Saved data entries:
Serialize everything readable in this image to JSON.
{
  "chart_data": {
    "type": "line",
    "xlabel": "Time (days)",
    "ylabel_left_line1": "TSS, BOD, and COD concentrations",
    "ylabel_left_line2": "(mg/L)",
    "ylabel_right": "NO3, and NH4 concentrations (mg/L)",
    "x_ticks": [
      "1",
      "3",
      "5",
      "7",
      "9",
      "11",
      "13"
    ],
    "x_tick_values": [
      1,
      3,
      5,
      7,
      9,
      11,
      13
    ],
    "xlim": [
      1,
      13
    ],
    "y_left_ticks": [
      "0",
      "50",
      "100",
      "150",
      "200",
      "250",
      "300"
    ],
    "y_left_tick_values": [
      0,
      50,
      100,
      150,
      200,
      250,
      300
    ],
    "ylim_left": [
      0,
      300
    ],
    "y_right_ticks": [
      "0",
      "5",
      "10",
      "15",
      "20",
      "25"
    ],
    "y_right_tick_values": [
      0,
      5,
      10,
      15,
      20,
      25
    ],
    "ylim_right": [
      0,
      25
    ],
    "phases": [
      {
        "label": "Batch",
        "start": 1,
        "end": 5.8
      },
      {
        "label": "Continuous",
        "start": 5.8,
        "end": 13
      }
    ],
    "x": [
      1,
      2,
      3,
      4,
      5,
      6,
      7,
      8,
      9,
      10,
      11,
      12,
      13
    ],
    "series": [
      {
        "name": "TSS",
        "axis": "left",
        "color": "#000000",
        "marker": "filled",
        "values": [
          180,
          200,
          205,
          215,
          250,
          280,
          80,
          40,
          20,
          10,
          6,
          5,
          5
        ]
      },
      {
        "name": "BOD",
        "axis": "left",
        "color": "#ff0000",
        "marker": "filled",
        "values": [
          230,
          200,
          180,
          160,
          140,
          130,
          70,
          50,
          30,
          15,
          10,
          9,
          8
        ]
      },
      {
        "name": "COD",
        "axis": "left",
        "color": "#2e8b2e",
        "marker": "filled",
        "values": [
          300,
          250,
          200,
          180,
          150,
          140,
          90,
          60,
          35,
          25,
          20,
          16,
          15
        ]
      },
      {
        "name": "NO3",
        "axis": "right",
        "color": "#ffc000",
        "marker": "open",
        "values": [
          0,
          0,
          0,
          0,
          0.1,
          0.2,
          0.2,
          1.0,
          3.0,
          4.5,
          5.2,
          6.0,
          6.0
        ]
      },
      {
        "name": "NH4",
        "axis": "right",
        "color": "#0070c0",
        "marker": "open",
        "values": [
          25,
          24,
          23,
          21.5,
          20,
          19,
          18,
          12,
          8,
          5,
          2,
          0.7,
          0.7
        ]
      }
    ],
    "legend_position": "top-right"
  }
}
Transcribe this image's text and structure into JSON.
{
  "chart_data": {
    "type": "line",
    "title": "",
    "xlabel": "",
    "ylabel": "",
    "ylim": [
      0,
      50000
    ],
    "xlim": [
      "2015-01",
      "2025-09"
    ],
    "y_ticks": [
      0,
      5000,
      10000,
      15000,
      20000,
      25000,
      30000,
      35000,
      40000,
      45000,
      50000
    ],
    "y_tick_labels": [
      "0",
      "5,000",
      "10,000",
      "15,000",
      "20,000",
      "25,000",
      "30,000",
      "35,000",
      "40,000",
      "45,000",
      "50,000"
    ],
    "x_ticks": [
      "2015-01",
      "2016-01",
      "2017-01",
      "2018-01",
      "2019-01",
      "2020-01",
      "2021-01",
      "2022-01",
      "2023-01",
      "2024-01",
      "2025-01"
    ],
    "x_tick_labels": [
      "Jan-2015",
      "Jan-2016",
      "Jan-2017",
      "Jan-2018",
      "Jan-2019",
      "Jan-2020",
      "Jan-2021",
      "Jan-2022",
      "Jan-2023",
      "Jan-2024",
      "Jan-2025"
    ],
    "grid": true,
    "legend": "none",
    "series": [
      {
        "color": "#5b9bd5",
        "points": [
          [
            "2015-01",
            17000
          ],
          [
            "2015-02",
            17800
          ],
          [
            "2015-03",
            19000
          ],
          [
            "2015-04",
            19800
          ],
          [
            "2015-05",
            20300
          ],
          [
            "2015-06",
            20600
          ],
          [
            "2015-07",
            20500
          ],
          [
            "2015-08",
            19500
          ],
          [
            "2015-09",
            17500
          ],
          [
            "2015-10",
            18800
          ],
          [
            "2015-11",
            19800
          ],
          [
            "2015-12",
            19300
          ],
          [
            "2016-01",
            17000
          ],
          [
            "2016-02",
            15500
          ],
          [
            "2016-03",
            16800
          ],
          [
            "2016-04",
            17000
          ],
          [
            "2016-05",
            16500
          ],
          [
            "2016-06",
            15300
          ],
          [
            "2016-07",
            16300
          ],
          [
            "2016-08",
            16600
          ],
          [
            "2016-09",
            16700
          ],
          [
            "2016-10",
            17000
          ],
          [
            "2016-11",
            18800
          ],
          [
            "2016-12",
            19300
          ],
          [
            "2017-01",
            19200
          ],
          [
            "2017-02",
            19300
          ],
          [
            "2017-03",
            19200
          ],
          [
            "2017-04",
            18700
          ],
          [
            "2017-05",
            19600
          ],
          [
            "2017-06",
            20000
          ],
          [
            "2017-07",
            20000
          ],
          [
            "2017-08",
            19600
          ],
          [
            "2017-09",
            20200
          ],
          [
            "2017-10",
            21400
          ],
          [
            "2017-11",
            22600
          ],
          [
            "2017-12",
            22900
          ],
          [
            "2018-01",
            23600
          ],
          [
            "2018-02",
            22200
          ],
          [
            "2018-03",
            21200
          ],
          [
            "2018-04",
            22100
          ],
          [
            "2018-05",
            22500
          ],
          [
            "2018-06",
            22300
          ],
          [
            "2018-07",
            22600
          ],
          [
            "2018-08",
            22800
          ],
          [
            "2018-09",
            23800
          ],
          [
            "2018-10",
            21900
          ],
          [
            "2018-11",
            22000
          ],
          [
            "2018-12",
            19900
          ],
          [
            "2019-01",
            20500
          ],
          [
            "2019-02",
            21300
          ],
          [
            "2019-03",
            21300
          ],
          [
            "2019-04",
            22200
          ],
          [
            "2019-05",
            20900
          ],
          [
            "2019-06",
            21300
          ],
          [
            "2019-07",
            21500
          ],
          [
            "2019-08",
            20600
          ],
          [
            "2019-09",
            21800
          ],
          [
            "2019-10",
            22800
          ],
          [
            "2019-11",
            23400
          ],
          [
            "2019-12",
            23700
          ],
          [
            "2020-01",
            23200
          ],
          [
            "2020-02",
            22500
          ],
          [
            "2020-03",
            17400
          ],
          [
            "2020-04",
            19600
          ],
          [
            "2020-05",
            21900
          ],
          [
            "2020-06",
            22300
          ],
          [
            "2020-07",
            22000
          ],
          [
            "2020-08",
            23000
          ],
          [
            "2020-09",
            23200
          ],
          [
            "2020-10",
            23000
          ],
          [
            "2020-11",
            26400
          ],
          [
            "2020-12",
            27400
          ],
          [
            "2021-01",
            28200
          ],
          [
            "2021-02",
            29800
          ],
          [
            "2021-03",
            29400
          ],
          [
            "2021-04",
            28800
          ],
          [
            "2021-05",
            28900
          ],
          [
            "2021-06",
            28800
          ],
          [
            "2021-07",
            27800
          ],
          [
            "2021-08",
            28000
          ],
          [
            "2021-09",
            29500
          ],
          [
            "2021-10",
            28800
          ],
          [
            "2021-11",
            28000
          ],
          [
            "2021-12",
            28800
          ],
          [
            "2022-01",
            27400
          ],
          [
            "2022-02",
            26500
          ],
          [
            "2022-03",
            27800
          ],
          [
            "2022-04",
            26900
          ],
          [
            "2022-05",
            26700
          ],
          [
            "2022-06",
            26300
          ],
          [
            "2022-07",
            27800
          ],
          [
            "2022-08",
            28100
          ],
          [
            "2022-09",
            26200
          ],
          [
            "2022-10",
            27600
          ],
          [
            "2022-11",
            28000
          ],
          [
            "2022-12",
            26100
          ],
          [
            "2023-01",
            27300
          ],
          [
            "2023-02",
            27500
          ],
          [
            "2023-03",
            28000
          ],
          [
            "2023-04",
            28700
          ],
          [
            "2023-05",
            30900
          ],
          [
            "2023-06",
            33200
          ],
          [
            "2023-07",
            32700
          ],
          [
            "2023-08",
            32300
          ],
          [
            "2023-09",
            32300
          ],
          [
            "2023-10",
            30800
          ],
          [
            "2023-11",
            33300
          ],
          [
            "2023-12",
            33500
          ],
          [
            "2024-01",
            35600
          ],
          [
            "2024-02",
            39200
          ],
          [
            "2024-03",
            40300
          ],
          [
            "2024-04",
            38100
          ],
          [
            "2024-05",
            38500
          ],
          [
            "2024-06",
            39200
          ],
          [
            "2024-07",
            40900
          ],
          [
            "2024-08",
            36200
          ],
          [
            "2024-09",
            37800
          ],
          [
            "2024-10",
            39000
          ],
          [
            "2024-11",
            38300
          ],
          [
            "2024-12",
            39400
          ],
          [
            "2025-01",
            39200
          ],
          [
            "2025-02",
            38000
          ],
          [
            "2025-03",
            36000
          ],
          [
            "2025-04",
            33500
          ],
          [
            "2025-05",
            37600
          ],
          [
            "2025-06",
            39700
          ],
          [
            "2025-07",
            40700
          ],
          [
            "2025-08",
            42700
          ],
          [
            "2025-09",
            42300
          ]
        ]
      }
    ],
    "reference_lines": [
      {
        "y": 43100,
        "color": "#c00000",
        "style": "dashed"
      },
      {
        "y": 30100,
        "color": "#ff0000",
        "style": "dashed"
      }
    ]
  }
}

*PROBLEM TO SOLVE*
Using the listing above, show each line holding the string "image".

*TASK OUTPUT*
Serialize everything readable in this image to JSON.
Transcribe this image's text and structure into JSON.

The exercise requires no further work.